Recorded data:

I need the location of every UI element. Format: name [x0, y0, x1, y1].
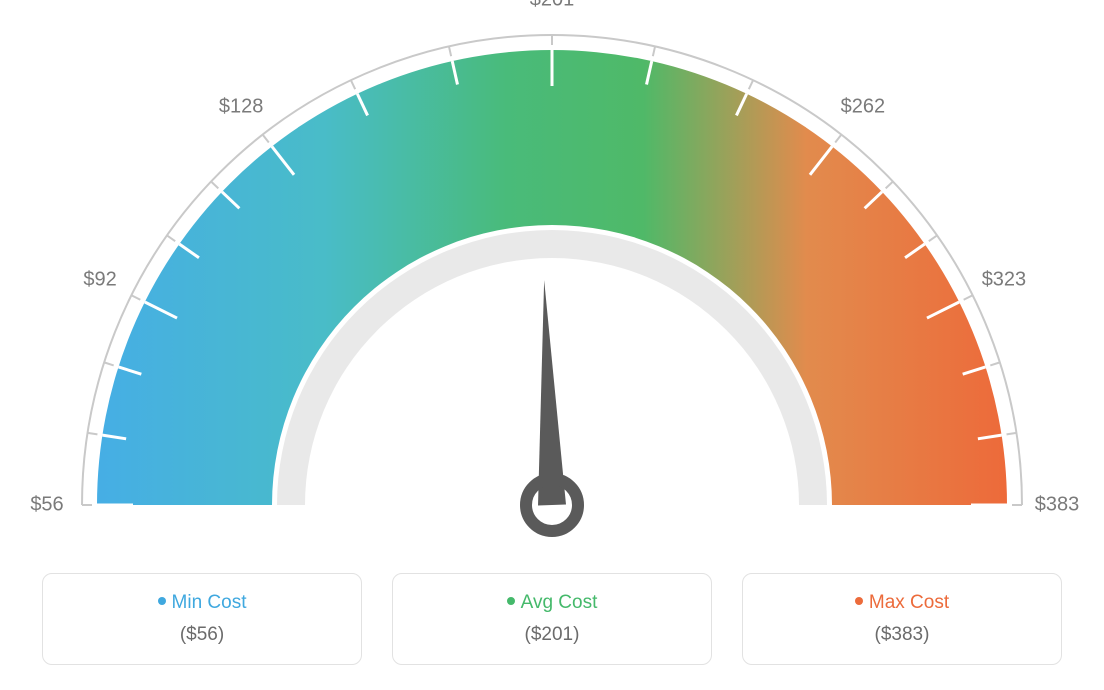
legend-dot-icon: [507, 597, 515, 605]
legend-value: ($56): [53, 624, 351, 646]
legend-label-text: Max Cost: [869, 592, 949, 613]
legend-row: Min Cost ($56) Avg Cost ($201) Max Cost ($383…: [0, 573, 1104, 665]
legend-label-text: Min Cost: [172, 592, 247, 613]
scale-label: $262: [841, 96, 886, 119]
legend-title: Avg Cost: [403, 592, 701, 614]
scale-label: $92: [83, 268, 116, 291]
legend-title: Max Cost: [753, 592, 1051, 614]
gauge-svg: [0, 0, 1104, 560]
scale-label: $201: [530, 0, 575, 12]
legend-title: Min Cost: [53, 592, 351, 614]
legend-card-min: Min Cost ($56): [42, 573, 362, 665]
legend-value: ($201): [403, 624, 701, 646]
legend-card-avg: Avg Cost ($201): [392, 573, 712, 665]
cost-gauge: $56 $92 $128 $201 $262 $323 $383: [0, 0, 1104, 560]
legend-dot-icon: [158, 597, 166, 605]
legend-dot-icon: [855, 597, 863, 605]
scale-label: $56: [30, 494, 63, 517]
legend-card-max: Max Cost ($383): [742, 573, 1062, 665]
legend-label-text: Avg Cost: [521, 592, 598, 613]
scale-label: $323: [982, 268, 1027, 291]
legend-value: ($383): [753, 624, 1051, 646]
scale-label: $128: [219, 96, 264, 119]
scale-label: $383: [1035, 494, 1080, 517]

* **What the exercise asks**
Count the lines in the items above that contain the string "scale", and give only that number.

* **Written solution**
7